:: Written problem ::
Return each line of the material verbatim.

Data listing:

####

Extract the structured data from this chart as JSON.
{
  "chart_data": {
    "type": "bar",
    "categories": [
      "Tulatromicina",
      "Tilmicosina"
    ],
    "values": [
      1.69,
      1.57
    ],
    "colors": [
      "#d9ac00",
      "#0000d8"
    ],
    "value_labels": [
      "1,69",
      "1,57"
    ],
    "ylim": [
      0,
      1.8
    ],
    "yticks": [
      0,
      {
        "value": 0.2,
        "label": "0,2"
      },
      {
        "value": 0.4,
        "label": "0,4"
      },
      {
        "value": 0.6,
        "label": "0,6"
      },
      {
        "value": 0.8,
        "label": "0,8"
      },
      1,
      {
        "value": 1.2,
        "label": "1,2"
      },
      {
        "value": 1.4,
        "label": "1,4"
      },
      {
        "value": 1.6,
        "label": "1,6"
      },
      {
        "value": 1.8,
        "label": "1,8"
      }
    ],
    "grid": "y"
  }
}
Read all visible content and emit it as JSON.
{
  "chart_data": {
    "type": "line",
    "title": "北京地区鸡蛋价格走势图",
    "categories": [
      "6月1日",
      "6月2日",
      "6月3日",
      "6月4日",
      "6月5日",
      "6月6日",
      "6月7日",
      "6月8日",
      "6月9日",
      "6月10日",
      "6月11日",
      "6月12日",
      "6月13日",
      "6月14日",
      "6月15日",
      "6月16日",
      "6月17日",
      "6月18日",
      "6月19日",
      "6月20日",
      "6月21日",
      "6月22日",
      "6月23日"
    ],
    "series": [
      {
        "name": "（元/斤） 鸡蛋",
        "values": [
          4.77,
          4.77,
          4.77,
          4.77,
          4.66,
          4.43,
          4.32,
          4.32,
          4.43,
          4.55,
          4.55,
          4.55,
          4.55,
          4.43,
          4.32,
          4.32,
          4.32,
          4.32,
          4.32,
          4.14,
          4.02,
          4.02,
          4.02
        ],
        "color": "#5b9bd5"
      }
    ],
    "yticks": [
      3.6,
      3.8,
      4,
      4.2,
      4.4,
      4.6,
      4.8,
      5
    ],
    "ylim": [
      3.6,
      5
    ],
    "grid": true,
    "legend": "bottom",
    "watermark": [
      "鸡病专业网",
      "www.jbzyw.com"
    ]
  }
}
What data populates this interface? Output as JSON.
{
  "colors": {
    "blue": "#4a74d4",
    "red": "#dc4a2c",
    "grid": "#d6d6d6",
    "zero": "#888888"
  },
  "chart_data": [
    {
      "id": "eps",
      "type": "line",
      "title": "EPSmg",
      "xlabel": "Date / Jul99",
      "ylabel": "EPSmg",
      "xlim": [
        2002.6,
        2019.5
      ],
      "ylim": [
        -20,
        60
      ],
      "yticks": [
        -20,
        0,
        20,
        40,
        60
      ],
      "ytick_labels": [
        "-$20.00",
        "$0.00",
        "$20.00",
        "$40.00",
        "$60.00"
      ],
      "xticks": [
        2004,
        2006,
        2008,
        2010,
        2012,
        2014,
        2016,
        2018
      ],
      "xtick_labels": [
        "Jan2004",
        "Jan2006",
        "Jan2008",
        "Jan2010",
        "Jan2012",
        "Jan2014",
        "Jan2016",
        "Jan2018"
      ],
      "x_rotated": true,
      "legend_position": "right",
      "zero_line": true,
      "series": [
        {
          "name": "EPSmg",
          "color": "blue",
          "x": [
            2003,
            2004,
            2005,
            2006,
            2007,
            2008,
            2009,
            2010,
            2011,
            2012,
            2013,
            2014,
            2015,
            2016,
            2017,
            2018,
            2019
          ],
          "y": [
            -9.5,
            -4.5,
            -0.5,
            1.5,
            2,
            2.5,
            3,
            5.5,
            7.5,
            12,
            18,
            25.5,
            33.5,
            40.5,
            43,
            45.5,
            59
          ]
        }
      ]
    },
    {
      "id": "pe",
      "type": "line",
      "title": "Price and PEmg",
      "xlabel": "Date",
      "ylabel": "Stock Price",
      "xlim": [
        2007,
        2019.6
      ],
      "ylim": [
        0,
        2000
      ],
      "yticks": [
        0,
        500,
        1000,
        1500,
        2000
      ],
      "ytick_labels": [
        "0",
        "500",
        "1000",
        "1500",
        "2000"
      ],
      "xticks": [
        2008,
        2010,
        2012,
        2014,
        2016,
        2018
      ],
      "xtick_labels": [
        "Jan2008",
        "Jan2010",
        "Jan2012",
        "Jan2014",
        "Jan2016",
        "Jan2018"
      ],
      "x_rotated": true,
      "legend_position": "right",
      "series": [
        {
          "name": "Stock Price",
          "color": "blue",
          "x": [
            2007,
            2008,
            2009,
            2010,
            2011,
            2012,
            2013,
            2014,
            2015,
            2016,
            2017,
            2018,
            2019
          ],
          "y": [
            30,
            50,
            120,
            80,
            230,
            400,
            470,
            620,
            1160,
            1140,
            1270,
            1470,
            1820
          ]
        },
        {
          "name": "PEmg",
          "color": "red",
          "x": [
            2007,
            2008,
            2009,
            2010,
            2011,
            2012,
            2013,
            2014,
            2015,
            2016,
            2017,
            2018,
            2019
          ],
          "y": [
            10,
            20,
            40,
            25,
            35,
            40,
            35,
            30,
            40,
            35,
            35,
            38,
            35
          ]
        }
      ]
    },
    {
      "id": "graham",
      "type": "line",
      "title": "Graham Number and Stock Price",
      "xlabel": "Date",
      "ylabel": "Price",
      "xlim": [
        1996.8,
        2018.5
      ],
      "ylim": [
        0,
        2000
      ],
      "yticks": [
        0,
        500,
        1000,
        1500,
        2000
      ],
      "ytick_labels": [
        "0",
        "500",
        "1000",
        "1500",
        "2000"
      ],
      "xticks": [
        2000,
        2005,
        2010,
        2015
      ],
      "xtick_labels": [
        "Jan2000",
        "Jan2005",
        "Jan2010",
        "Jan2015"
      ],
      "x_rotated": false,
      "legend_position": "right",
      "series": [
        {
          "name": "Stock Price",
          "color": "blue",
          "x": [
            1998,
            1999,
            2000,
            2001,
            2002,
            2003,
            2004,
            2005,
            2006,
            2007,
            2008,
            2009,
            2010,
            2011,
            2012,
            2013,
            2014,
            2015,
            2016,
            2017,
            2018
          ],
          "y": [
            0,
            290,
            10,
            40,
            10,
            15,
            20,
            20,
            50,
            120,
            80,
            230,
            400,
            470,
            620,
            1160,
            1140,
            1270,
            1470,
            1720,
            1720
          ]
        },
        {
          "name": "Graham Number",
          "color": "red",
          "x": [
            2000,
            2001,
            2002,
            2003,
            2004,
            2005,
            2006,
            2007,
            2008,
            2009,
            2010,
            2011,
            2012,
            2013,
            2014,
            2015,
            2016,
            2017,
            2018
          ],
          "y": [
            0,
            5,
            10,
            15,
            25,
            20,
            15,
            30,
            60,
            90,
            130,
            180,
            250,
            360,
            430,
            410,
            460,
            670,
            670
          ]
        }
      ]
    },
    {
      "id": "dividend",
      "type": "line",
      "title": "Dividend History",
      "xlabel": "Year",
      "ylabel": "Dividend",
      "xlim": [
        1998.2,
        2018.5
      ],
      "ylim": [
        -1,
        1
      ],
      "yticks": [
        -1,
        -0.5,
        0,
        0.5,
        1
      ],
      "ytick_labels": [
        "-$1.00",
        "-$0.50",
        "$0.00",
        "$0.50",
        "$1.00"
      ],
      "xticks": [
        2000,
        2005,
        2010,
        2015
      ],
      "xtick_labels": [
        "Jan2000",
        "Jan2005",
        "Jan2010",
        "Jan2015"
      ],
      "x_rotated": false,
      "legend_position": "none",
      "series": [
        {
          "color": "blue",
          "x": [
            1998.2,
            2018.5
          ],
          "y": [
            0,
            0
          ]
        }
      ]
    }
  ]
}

####

:: Answer in full ::
Extract the structured data from this chart as JSON.
{
  "chart_data": {
    "type": "bar",
    "categories": [
      "Tulatromicina",
      "Tilmicosina"
    ],
    "values": [
      1.69,
      1.57
    ],
    "colors": [
      "#d9ac00",
      "#0000d8"
    ],
    "value_labels": [
      "1,69",
      "1,57"
    ],
    "ylim": [
      0,
      1.8
    ],
    "yticks": [
      0,
      {
        "value": 0.2,
        "label": "0,2"
      },
      {
        "value": 0.4,
        "label": "0,4"
      },
      {
        "value": 0.6,
        "label": "0,6"
      },
      {
        "value": 0.8,
        "label": "0,8"
      },
      1,
      {
        "value": 1.2,
        "label": "1,2"
      },
      {
        "value": 1.4,
        "label": "1,4"
      },
      {
        "value": 1.6,
        "label": "1,6"
      },
      {
        "value": 1.8,
        "label": "1,8"
      }
    ],
    "grid": "y"
  }
}
Read all visible content and emit it as JSON.
{
  "chart_data": {
    "type": "line",
    "title": "北京地区鸡蛋价格走势图",
    "categories": [
      "6月1日",
      "6月2日",
      "6月3日",
      "6月4日",
      "6月5日",
      "6月6日",
      "6月7日",
      "6月8日",
      "6月9日",
      "6月10日",
      "6月11日",
      "6月12日",
      "6月13日",
      "6月14日",
      "6月15日",
      "6月16日",
      "6月17日",
      "6月18日",
      "6月19日",
      "6月20日",
      "6月21日",
      "6月22日",
      "6月23日"
    ],
    "series": [
      {
        "name": "（元/斤） 鸡蛋",
        "values": [
          4.77,
          4.77,
          4.77,
          4.77,
          4.66,
          4.43,
          4.32,
          4.32,
          4.43,
          4.55,
          4.55,
          4.55,
          4.55,
          4.43,
          4.32,
          4.32,
          4.32,
          4.32,
          4.32,
          4.14,
          4.02,
          4.02,
          4.02
        ],
        "color": "#5b9bd5"
      }
    ],
    "yticks": [
      3.6,
      3.8,
      4,
      4.2,
      4.4,
      4.6,
      4.8,
      5
    ],
    "ylim": [
      3.6,
      5
    ],
    "grid": true,
    "legend": "bottom",
    "watermark": [
      "鸡病专业网",
      "www.jbzyw.com"
    ]
  }
}
What data populates this interface? Output as JSON.
{
  "colors": {
    "blue": "#4a74d4",
    "red": "#dc4a2c",
    "grid": "#d6d6d6",
    "zero": "#888888"
  },
  "chart_data": [
    {
      "id": "eps",
      "type": "line",
      "title": "EPSmg",
      "xlabel": "Date / Jul99",
      "ylabel": "EPSmg",
      "xlim": [
        2002.6,
        2019.5
      ],
      "ylim": [
        -20,
        60
      ],
      "yticks": [
        -20,
        0,
        20,
        40,
        60
      ],
      "ytick_labels": [
        "-$20.00",
        "$0.00",
        "$20.00",
        "$40.00",
        "$60.00"
      ],
      "xticks": [
        2004,
        2006,
        2008,
        2010,
        2012,
        2014,
        2016,
        2018
      ],
      "xtick_labels": [
        "Jan2004",
        "Jan2006",
        "Jan2008",
        "Jan2010",
        "Jan2012",
        "Jan2014",
        "Jan2016",
        "Jan2018"
      ],
      "x_rotated": true,
      "legend_position": "right",
      "zero_line": true,
      "series": [
        {
          "name": "EPSmg",
          "color": "blue",
          "x": [
            2003,
            2004,
            2005,
            2006,
            2007,
            2008,
            2009,
            2010,
            2011,
            2012,
            2013,
            2014,
            2015,
            2016,
            2017,
            2018,
            2019
          ],
          "y": [
            -9.5,
            -4.5,
            -0.5,
            1.5,
            2,
            2.5,
            3,
            5.5,
            7.5,
            12,
            18,
            25.5,
            33.5,
            40.5,
            43,
            45.5,
            59
          ]
        }
      ]
    },
    {
      "id": "pe",
      "type": "line",
      "title": "Price and PEmg",
      "xlabel": "Date",
      "ylabel": "Stock Price",
      "xlim": [
        2007,
        2019.6
      ],
      "ylim": [
        0,
        2000
      ],
      "yticks": [
        0,
        500,
        1000,
        1500,
        2000
      ],
      "ytick_labels": [
        "0",
        "500",
        "1000",
        "1500",
        "2000"
      ],
      "xticks": [
        2008,
        2010,
        2012,
        2014,
        2016,
        2018
      ],
      "xtick_labels": [
        "Jan2008",
        "Jan2010",
        "Jan2012",
        "Jan2014",
        "Jan2016",
        "Jan2018"
      ],
      "x_rotated": true,
      "legend_position": "right",
      "series": [
        {
          "name": "Stock Price",
          "color": "blue",
          "x": [
            2007,
            2008,
            2009,
            2010,
            2011,
            2012,
            2013,
            2014,
            2015,
            2016,
            2017,
            2018,
            2019
          ],
          "y": [
            30,
            50,
            120,
            80,
            230,
            400,
            470,
            620,
            1160,
            1140,
            1270,
            1470,
            1820
          ]
        },
        {
          "name": "PEmg",
          "color": "red",
          "x": [
            2007,
            2008,
            2009,
            2010,
            2011,
            2012,
            2013,
            2014,
            2015,
            2016,
            2017,
            2018,
            2019
          ],
          "y": [
            10,
            20,
            40,
            25,
            35,
            40,
            35,
            30,
            40,
            35,
            35,
            38,
            35
          ]
        }
      ]
    },
    {
      "id": "graham",
      "type": "line",
      "title": "Graham Number and Stock Price",
      "xlabel": "Date",
      "ylabel": "Price",
      "xlim": [
        1996.8,
        2018.5
      ],
      "ylim": [
        0,
        2000
      ],
      "yticks": [
        0,
        500,
        1000,
        1500,
        2000
      ],
      "ytick_labels": [
        "0",
        "500",
        "1000",
        "1500",
        "2000"
      ],
      "xticks": [
        2000,
        2005,
        2010,
        2015
      ],
      "xtick_labels": [
        "Jan2000",
        "Jan2005",
        "Jan2010",
        "Jan2015"
      ],
      "x_rotated": false,
      "legend_position": "right",
      "series": [
        {
          "name": "Stock Price",
          "color": "blue",
          "x": [
            1998,
            1999,
            2000,
            2001,
            2002,
            2003,
            2004,
            2005,
            2006,
            2007,
            2008,
            2009,
            2010,
            2011,
            2012,
            2013,
            2014,
            2015,
            2016,
            2017,
            2018
          ],
          "y": [
            0,
            290,
            10,
            40,
            10,
            15,
            20,
            20,
            50,
            120,
            80,
            230,
            400,
            470,
            620,
            1160,
            1140,
            1270,
            1470,
            1720,
            1720
          ]
        },
        {
          "name": "Graham Number",
          "color": "red",
          "x": [
            2000,
            2001,
            2002,
            2003,
            2004,
            2005,
            2006,
            2007,
            2008,
            2009,
            2010,
            2011,
            2012,
            2013,
            2014,
            2015,
            2016,
            2017,
            2018
          ],
          "y": [
            0,
            5,
            10,
            15,
            25,
            20,
            15,
            30,
            60,
            90,
            130,
            180,
            250,
            360,
            430,
            410,
            460,
            670,
            670
          ]
        }
      ]
    },
    {
      "id": "dividend",
      "type": "line",
      "title": "Dividend History",
      "xlabel": "Year",
      "ylabel": "Dividend",
      "xlim": [
        1998.2,
        2018.5
      ],
      "ylim": [
        -1,
        1
      ],
      "yticks": [
        -1,
        -0.5,
        0,
        0.5,
        1
      ],
      "ytick_labels": [
        "-$1.00",
        "-$0.50",
        "$0.00",
        "$0.50",
        "$1.00"
      ],
      "xticks": [
        2000,
        2005,
        2010,
        2015
      ],
      "xtick_labels": [
        "Jan2000",
        "Jan2005",
        "Jan2010",
        "Jan2015"
      ],
      "x_rotated": false,
      "legend_position": "none",
      "series": [
        {
          "color": "blue",
          "x": [
            1998.2,
            2018.5
          ],
          "y": [
            0,
            0
          ]
        }
      ]
    }
  ]
}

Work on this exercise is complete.